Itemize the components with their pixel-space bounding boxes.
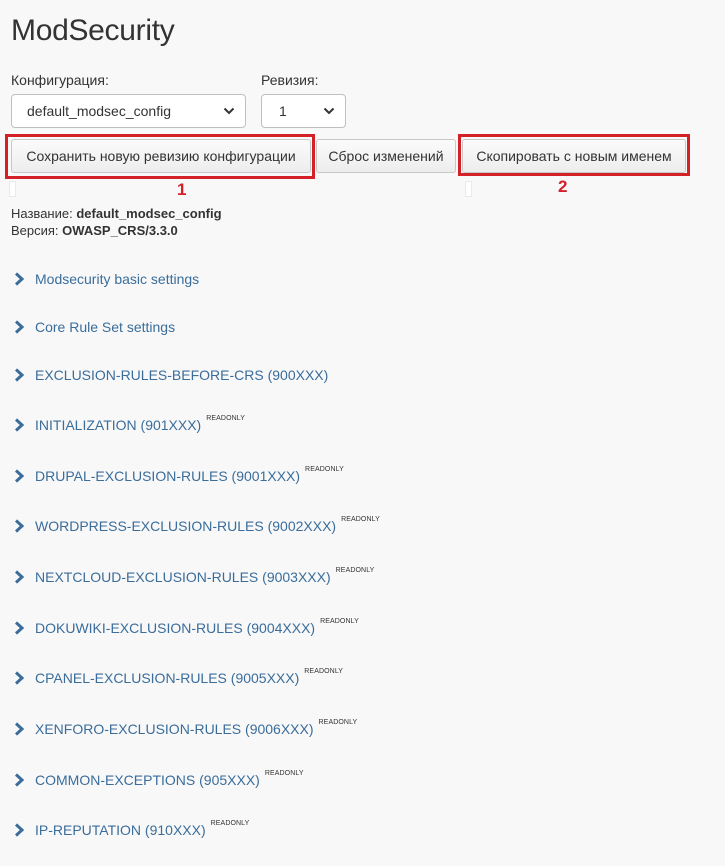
section-drupal-exclusion-rules[interactable]: DRUPAL-EXCLUSION-RULES (9001XXX) READONL…	[12, 466, 344, 486]
section-label: DOKUWIKI-EXCLUSION-RULES (9004XXX)	[35, 620, 316, 636]
section-initialization[interactable]: INITIALIZATION (901XXX) READONLY	[12, 415, 245, 435]
section-label: INITIALIZATION (901XXX)	[35, 417, 202, 433]
section-common-exceptions[interactable]: COMMON-EXCEPTIONS (905XXX) READONLY	[12, 770, 304, 790]
config-name-label: Название:	[11, 206, 73, 221]
readonly-badge: READONLY	[304, 667, 344, 675]
readonly-badge: READONLY	[210, 819, 250, 827]
chevron-right-icon	[14, 621, 25, 635]
config-label: Конфигурация:	[11, 72, 109, 88]
readonly-badge: READONLY	[318, 718, 358, 726]
cursor-artifact	[465, 181, 472, 197]
chevron-right-icon	[14, 469, 25, 483]
section-cpanel-exclusion-rules[interactable]: CPANEL-EXCLUSION-RULES (9005XXX) READONL…	[12, 668, 343, 688]
section-label: CPANEL-EXCLUSION-RULES (9005XXX)	[35, 670, 300, 686]
section-xenforo-exclusion-rules[interactable]: XENFORO-EXCLUSION-RULES (9006XXX) READON…	[12, 719, 357, 739]
highlight-box-1	[5, 134, 315, 179]
annotation-marker-2: 2	[558, 177, 568, 196]
section-label: Modsecurity basic settings	[35, 271, 200, 287]
cursor-artifact	[9, 181, 16, 197]
section-label: WORDPRESS-EXCLUSION-RULES (9002XXX)	[35, 518, 337, 534]
section-label: EXCLUSION-RULES-BEFORE-CRS (900XXX)	[35, 367, 329, 383]
section-label: COMMON-EXCEPTIONS (905XXX)	[35, 772, 260, 788]
section-modsecurity-basic-settings[interactable]: Modsecurity basic settings	[12, 269, 199, 289]
section-label: NEXTCLOUD-EXCLUSION-RULES (9003XXX)	[35, 569, 331, 585]
readonly-badge: READONLY	[305, 465, 344, 473]
chevron-right-icon	[14, 320, 25, 334]
chevron-right-icon	[14, 272, 25, 286]
section-label: DRUPAL-EXCLUSION-RULES (9001XXX)	[35, 468, 301, 484]
config-version-label: Версия:	[11, 223, 59, 238]
page-title: ModSecurity	[11, 14, 175, 47]
chevron-right-icon	[14, 823, 25, 837]
section-ip-reputation[interactable]: IP-REPUTATION (910XXX) READONLY	[12, 820, 249, 840]
config-name-line: Название: default_modsec_config	[11, 206, 222, 221]
config-version-line: Версия: OWASP_CRS/3.3.0	[11, 223, 178, 238]
config-name-value: default_modsec_config	[76, 206, 222, 221]
chevron-down-icon	[323, 107, 335, 115]
chevron-right-icon	[14, 671, 25, 685]
modsecurity-page: ModSecurity Конфигурация: default_modsec…	[0, 0, 725, 866]
config-select-value: default_modsec_config	[27, 103, 171, 119]
section-label: XENFORO-EXCLUSION-RULES (9006XXX)	[35, 721, 314, 737]
section-exclusion-rules-before-crs[interactable]: EXCLUSION-RULES-BEFORE-CRS (900XXX)	[12, 365, 328, 385]
chevron-down-icon	[223, 107, 235, 115]
section-wordpress-exclusion-rules[interactable]: WORDPRESS-EXCLUSION-RULES (9002XXX) READ…	[12, 516, 380, 536]
readonly-badge: READONLY	[335, 566, 375, 574]
chevron-right-icon	[14, 722, 25, 736]
section-label: Core Rule Set settings	[35, 319, 176, 335]
config-select[interactable]: default_modsec_config	[11, 94, 246, 128]
readonly-badge: READONLY	[320, 617, 359, 625]
readonly-badge: READONLY	[206, 414, 246, 422]
section-dokuwiki-exclusion-rules[interactable]: DOKUWIKI-EXCLUSION-RULES (9004XXX) READO…	[12, 618, 359, 638]
reset-changes-button[interactable]: Сброс изменений	[316, 139, 456, 173]
chevron-right-icon	[14, 368, 25, 382]
chevron-right-icon	[14, 773, 25, 787]
chevron-right-icon	[14, 570, 25, 584]
config-version-value: OWASP_CRS/3.3.0	[62, 223, 178, 238]
readonly-badge: READONLY	[341, 515, 380, 523]
chevron-right-icon	[14, 519, 25, 533]
section-label: IP-REPUTATION (910XXX)	[35, 822, 206, 838]
section-core-rule-set-settings[interactable]: Core Rule Set settings	[12, 317, 175, 337]
revision-label: Ревизия:	[261, 72, 319, 88]
readonly-badge: READONLY	[264, 769, 304, 777]
chevron-right-icon	[14, 418, 25, 432]
section-nextcloud-exclusion-rules[interactable]: NEXTCLOUD-EXCLUSION-RULES (9003XXX) READ…	[12, 567, 374, 587]
revision-select[interactable]: 1	[261, 94, 346, 128]
highlight-box-2	[458, 134, 690, 176]
annotation-marker-1: 1	[177, 180, 187, 199]
revision-select-value: 1	[279, 103, 287, 119]
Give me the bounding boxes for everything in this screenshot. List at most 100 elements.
┄┄┄┄┄┄┄┄┄┄┄┄┄┄┄┄┄┄┄┄
Copy out the part of the listing that opens with the line containing "466, 344, 486]" and closes with the line containing "320, 25, 334]", reproducing both of those lines and everything between them word for word.

# EXERCISE RESPONSE
section-drupal-exclusion-rules[interactable]: DRUPAL-EXCLUSION-RULES (9001XXX) READONL…	[12, 466, 344, 486]
section-label: DOKUWIKI-EXCLUSION-RULES (9004XXX)	[35, 620, 316, 636]
section-initialization[interactable]: INITIALIZATION (901XXX) READONLY	[12, 415, 245, 435]
section-label: INITIALIZATION (901XXX)	[35, 417, 202, 433]
section-common-exceptions[interactable]: COMMON-EXCEPTIONS (905XXX) READONLY	[12, 770, 304, 790]
config-name-label: Название:	[11, 206, 73, 221]
readonly-badge: READONLY	[304, 667, 344, 675]
readonly-badge: READONLY	[210, 819, 250, 827]
chevron-right-icon	[14, 621, 25, 635]
config-label: Конфигурация:	[11, 72, 109, 88]
readonly-badge: READONLY	[318, 718, 358, 726]
cursor-artifact	[465, 181, 472, 197]
chevron-right-icon	[14, 469, 25, 483]
section-cpanel-exclusion-rules[interactable]: CPANEL-EXCLUSION-RULES (9005XXX) READONL…	[12, 668, 343, 688]
section-label: CPANEL-EXCLUSION-RULES (9005XXX)	[35, 670, 300, 686]
section-xenforo-exclusion-rules[interactable]: XENFORO-EXCLUSION-RULES (9006XXX) READON…	[12, 719, 357, 739]
highlight-box-1	[5, 134, 315, 179]
annotation-marker-2: 2	[558, 177, 568, 196]
section-label: Modsecurity basic settings	[35, 271, 200, 287]
cursor-artifact	[9, 181, 16, 197]
section-label: WORDPRESS-EXCLUSION-RULES (9002XXX)	[35, 518, 337, 534]
section-label: EXCLUSION-RULES-BEFORE-CRS (900XXX)	[35, 367, 329, 383]
section-label: COMMON-EXCEPTIONS (905XXX)	[35, 772, 260, 788]
section-modsecurity-basic-settings[interactable]: Modsecurity basic settings	[12, 269, 199, 289]
section-label: NEXTCLOUD-EXCLUSION-RULES (9003XXX)	[35, 569, 331, 585]
readonly-badge: READONLY	[305, 465, 344, 473]
chevron-right-icon	[14, 320, 25, 334]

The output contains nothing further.